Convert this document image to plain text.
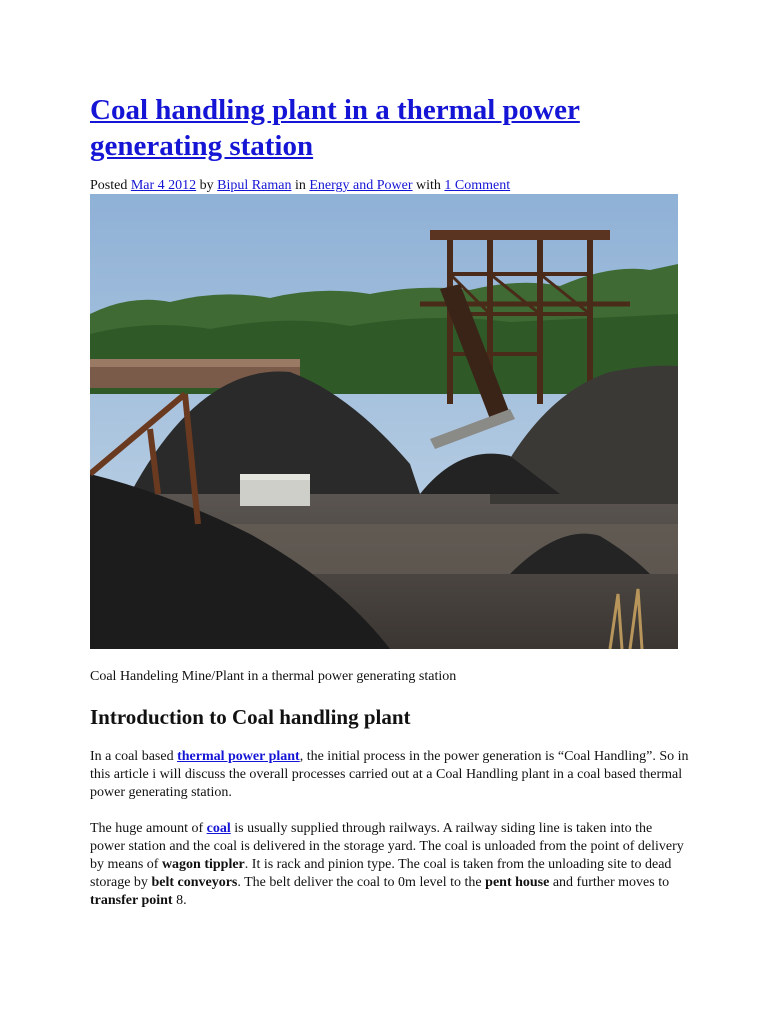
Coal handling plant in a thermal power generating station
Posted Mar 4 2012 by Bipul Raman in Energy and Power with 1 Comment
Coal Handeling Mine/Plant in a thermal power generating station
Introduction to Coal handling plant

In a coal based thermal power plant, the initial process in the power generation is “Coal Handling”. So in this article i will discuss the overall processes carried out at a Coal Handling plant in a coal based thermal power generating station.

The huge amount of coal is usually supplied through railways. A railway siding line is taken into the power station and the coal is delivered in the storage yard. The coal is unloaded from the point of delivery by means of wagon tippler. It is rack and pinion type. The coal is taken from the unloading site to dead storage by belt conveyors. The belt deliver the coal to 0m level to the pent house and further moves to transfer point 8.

+===+

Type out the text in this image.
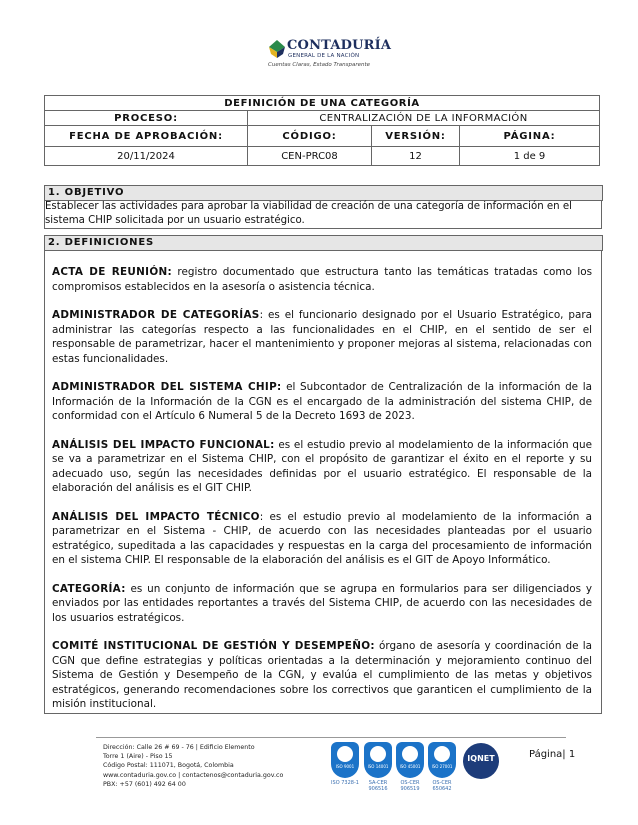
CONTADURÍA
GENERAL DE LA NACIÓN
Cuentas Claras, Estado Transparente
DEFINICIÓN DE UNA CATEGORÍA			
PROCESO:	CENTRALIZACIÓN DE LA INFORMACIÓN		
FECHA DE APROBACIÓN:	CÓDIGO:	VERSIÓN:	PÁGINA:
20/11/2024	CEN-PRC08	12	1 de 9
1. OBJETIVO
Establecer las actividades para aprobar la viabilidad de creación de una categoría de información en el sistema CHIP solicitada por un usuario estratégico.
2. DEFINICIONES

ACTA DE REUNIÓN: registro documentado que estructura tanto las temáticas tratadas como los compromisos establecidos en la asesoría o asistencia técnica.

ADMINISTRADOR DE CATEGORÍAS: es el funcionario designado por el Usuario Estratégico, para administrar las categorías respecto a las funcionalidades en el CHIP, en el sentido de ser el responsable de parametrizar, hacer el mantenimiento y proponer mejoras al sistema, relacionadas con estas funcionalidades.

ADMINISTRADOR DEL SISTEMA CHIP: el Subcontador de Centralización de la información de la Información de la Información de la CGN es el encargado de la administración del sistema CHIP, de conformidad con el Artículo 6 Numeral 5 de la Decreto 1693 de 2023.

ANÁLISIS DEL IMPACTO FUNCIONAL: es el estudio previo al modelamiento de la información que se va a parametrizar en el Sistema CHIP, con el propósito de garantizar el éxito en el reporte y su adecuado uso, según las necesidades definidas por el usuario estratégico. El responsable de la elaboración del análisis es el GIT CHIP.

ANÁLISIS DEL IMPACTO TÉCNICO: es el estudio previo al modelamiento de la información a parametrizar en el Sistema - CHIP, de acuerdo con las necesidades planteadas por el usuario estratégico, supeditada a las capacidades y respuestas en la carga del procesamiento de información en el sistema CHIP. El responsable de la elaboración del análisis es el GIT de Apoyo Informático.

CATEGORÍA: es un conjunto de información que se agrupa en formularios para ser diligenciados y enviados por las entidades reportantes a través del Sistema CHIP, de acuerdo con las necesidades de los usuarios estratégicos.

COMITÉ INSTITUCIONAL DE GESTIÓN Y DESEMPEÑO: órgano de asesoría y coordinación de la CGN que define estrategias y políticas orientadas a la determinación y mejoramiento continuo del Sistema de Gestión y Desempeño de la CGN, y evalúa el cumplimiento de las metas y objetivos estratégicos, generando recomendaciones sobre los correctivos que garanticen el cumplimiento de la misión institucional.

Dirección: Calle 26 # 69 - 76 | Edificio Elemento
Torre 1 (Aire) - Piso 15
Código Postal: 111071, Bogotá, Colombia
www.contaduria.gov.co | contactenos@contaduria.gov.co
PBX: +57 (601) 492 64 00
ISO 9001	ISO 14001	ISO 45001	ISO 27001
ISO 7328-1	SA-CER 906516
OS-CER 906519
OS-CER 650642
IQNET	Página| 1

+===+

Job >> Identify the lines that hold the word "this". Copy every one of them.

Output of the task >>
Convert this document image to plain text.
In a coal based thermal power plant, the initial process in the power generation is “Coal Handling”. So in this article i will discuss the overall processes carried out at a Coal Handling plant in a coal based thermal power generating station.
Type out the text in this image.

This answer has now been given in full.